Written task = Isolate every line in the records below with "text" in it.

** Start Source data **

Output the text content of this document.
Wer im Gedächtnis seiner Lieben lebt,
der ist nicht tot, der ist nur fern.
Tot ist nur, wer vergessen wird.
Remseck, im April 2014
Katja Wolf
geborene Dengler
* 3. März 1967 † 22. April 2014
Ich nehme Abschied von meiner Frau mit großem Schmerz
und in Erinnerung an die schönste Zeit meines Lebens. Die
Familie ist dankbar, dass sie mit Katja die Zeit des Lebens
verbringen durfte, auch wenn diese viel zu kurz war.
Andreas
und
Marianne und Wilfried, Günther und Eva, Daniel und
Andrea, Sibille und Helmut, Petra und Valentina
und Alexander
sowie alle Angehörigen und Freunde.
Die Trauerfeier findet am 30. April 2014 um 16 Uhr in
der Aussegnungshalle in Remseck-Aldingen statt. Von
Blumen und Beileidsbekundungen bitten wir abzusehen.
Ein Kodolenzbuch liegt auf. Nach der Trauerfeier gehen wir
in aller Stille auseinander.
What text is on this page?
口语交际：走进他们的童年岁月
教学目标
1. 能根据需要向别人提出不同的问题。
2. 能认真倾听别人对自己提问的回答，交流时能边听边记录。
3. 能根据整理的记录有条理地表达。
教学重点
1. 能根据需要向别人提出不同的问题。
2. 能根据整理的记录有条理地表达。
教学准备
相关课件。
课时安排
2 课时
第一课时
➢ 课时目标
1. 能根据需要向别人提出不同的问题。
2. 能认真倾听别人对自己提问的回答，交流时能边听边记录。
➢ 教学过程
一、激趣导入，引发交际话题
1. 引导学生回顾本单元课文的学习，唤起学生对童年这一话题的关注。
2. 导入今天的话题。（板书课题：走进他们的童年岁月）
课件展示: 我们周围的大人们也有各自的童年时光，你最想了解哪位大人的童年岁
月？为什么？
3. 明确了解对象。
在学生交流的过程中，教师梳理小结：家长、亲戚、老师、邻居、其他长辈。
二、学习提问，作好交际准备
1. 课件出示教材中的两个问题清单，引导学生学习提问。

** End Source data **

Complete output =
Output the text content of this document.
What text is on this page?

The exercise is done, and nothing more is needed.